§ **Written task**:
Select and reproduce each line of the listing below that bears the string "name".

== == ==

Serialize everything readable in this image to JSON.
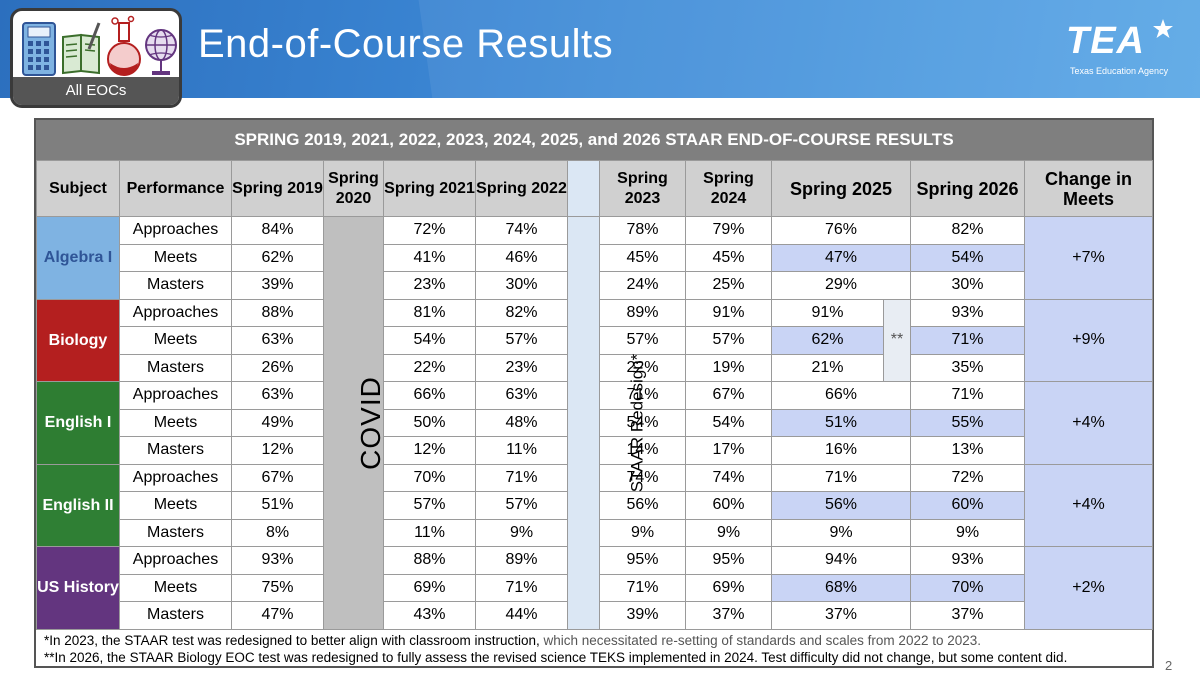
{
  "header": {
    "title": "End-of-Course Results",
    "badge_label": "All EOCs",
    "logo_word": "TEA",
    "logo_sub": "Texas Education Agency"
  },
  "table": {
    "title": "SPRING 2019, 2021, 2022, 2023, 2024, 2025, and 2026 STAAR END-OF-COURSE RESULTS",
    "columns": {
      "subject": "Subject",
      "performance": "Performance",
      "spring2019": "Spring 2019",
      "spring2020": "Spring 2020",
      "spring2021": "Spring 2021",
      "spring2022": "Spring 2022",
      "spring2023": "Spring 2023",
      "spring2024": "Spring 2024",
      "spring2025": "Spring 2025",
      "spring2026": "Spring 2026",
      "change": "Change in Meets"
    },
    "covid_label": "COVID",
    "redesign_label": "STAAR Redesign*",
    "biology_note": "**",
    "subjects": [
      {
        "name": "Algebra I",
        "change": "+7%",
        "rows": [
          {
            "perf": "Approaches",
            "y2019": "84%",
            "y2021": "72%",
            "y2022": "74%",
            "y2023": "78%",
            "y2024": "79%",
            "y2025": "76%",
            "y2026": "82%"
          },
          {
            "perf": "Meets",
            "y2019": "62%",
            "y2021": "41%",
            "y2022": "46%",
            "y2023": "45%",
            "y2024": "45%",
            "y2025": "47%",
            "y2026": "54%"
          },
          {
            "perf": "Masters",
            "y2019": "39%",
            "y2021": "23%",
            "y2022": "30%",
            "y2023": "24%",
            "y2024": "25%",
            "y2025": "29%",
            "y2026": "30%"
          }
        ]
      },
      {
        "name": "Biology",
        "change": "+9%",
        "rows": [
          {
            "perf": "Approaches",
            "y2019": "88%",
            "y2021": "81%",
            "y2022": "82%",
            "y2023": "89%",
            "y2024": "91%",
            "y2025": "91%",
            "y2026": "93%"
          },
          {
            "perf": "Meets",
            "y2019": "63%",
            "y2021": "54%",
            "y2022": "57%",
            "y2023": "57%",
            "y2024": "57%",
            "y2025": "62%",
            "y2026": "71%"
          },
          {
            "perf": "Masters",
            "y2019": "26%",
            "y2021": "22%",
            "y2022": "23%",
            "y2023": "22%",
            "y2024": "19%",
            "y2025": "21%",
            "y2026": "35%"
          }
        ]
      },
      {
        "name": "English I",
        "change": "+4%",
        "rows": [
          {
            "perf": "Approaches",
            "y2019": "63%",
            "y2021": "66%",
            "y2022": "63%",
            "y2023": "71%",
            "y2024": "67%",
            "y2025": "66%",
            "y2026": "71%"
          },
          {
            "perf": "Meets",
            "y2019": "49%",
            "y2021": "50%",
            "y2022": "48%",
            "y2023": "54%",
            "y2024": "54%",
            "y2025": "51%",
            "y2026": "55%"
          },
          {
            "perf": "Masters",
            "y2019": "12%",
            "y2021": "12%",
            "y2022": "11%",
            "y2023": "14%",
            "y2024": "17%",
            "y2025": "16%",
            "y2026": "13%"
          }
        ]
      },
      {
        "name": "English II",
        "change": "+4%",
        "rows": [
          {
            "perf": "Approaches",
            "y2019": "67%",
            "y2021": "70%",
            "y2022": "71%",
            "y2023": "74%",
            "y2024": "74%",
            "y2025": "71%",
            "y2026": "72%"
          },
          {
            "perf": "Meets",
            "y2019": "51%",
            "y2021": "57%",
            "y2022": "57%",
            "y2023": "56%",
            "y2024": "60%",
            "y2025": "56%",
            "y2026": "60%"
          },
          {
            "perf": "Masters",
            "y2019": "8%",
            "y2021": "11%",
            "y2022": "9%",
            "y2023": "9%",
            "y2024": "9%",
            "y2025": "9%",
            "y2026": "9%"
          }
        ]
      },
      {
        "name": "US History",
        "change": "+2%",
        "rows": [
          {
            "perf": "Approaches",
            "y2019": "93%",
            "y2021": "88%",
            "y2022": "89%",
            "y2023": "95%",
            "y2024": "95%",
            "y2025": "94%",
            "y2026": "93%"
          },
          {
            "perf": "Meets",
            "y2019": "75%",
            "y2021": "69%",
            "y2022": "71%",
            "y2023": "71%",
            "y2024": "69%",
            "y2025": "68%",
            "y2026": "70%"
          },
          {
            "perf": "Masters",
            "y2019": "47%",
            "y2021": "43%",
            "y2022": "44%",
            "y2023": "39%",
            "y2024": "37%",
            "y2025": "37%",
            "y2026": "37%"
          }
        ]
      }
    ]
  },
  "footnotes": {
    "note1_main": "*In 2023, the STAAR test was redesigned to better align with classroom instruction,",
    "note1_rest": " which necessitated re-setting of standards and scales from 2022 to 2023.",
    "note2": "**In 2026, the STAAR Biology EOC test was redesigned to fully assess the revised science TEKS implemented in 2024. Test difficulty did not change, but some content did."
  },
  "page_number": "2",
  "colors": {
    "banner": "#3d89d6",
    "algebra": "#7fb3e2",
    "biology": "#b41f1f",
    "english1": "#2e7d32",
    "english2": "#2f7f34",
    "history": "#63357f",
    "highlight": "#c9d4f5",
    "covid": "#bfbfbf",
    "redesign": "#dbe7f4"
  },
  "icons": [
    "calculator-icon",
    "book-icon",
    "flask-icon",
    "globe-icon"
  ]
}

== == ==

§ **Task solution**:
        "name": "Algebra I",
        "name": "Biology",
        "name": "English I",
        "name": "English II",
        "name": "US History",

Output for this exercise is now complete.